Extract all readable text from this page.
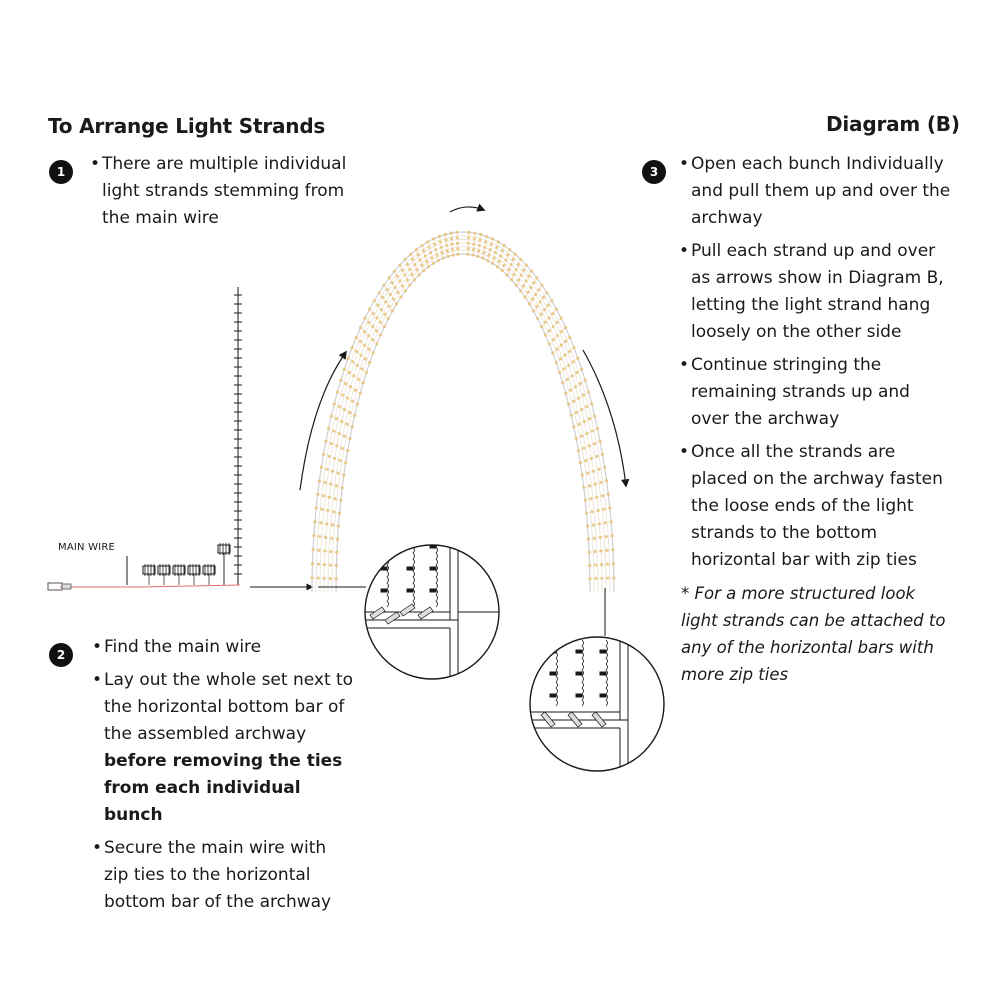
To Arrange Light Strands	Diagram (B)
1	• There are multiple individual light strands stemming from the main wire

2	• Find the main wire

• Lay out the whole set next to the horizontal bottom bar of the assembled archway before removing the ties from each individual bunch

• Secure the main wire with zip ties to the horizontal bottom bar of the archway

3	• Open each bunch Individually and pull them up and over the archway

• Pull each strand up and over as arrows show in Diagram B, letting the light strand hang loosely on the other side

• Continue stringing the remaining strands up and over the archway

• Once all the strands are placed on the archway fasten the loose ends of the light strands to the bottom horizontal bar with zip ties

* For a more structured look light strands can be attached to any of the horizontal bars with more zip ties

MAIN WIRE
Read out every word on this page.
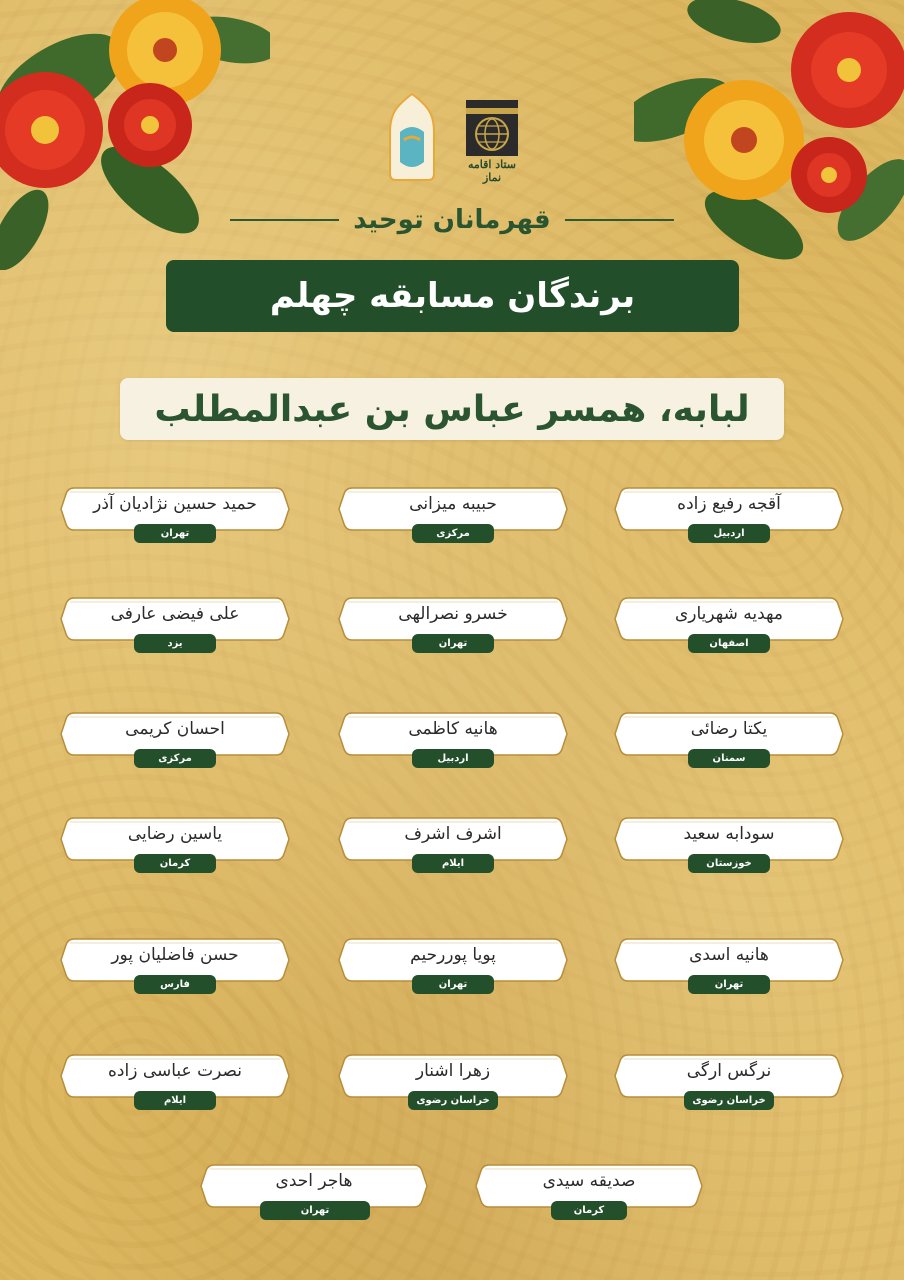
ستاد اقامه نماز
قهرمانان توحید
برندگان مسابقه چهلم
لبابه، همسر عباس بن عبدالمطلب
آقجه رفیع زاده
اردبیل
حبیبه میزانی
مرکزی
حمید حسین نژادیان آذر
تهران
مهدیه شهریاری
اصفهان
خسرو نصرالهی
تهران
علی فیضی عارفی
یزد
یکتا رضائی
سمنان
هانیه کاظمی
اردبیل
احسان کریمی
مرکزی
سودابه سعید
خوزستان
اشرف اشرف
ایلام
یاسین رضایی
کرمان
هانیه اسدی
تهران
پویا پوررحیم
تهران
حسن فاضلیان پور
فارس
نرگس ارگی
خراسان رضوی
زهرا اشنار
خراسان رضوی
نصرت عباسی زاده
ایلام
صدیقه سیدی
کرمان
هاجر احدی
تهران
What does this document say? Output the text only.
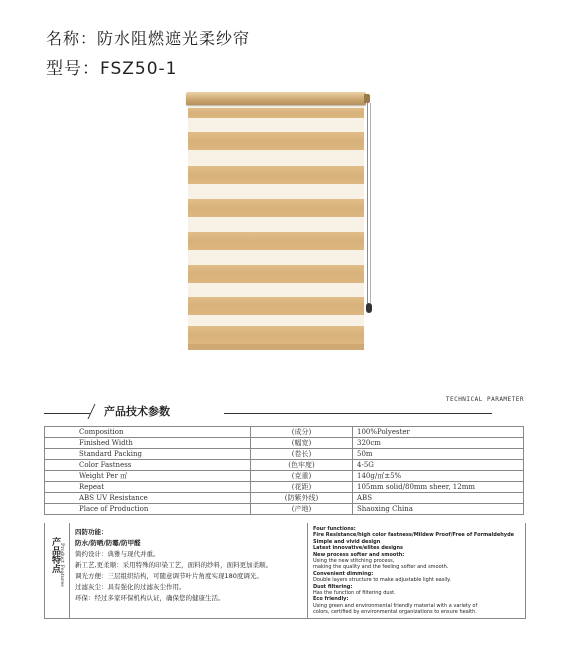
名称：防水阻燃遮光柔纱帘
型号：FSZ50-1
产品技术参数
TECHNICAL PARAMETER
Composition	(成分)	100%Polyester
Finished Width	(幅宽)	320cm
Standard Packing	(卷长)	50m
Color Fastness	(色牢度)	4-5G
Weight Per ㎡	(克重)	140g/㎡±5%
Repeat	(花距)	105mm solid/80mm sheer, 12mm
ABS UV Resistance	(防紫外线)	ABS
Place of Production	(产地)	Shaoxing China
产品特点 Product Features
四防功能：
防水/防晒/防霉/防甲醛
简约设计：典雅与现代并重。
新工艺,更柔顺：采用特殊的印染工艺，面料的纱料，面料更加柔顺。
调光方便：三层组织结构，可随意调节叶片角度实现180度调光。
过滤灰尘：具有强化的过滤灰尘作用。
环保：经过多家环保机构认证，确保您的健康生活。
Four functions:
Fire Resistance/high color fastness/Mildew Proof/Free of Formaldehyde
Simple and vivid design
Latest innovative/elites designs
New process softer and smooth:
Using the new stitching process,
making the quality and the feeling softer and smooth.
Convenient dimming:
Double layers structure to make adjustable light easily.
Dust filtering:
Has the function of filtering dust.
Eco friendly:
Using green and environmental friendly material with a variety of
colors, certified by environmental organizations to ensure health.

SHORT EXERCISE: Print all of the records shown above exactly, leaving out each picture.

SOLUTION FOR THIS EXERCISE:
Extract all readable text from this page.
To Arrange Light Strands	Diagram (B)
1	• There are multiple individual light strands stemming from the main wire

2	• Find the main wire

• Lay out the whole set next to the horizontal bottom bar of the assembled archway before removing the ties from each individual bunch

• Secure the main wire with zip ties to the horizontal bottom bar of the archway

3	• Open each bunch Individually and pull them up and over the archway

• Pull each strand up and over as arrows show in Diagram B, letting the light strand hang loosely on the other side

• Continue stringing the remaining strands up and over the archway

• Once all the strands are placed on the archway fasten the loose ends of the light strands to the bottom horizontal bar with zip ties

* For a more structured look light strands can be attached to any of the horizontal bars with more zip ties

MAIN WIRE
Read out every word on this page.
ستاد اقامه نماز
قهرمانان توحید
برندگان مسابقه چهلم
لبابه، همسر عباس بن عبدالمطلب
آقجه رفیع زاده
اردبیل
حبیبه میزانی
مرکزی
حمید حسین نژادیان آذر
تهران
مهدیه شهریاری
اصفهان
خسرو نصرالهی
تهران
علی فیضی عارفی
یزد
یکتا رضائی
سمنان
هانیه کاظمی
اردبیل
احسان کریمی
مرکزی
سودابه سعید
خوزستان
اشرف اشرف
ایلام
یاسین رضایی
کرمان
هانیه اسدی
تهران
پویا پوررحیم
تهران
حسن فاضلیان پور
فارس
نرگس ارگی
خراسان رضوی
زهرا اشنار
خراسان رضوی
نصرت عباسی زاده
ایلام
صدیقه سیدی
کرمان
هاجر احدی
تهران
What does this document say? Output the text only.
名称：防水阻燃遮光柔纱帘
型号：FSZ50-1
产品技术参数
TECHNICAL PARAMETER
Composition	(成分)	100%Polyester
Finished Width	(幅宽)	320cm
Standard Packing	(卷长)	50m
Color Fastness	(色牢度)	4-5G
Weight Per ㎡	(克重)	140g/㎡±5%
Repeat	(花距)	105mm solid/80mm sheer, 12mm
ABS UV Resistance	(防紫外线)	ABS
Place of Production	(产地)	Shaoxing China
产品特点 Product Features
四防功能：
防水/防晒/防霉/防甲醛
简约设计：典雅与现代并重。
新工艺,更柔顺：采用特殊的印染工艺，面料的纱料，面料更加柔顺。
调光方便：三层组织结构，可随意调节叶片角度实现180度调光。
过滤灰尘：具有强化的过滤灰尘作用。
环保：经过多家环保机构认证，确保您的健康生活。
Four functions:
Fire Resistance/high color fastness/Mildew Proof/Free of Formaldehyde
Simple and vivid design
Latest innovative/elites designs
New process softer and smooth:
Using the new stitching process,
making the quality and the feeling softer and smooth.
Convenient dimming:
Double layers structure to make adjustable light easily.
Dust filtering:
Has the function of filtering dust.
Eco friendly:
Using green and environmental friendly material with a variety of
colors, certified by environmental organizations to ensure health.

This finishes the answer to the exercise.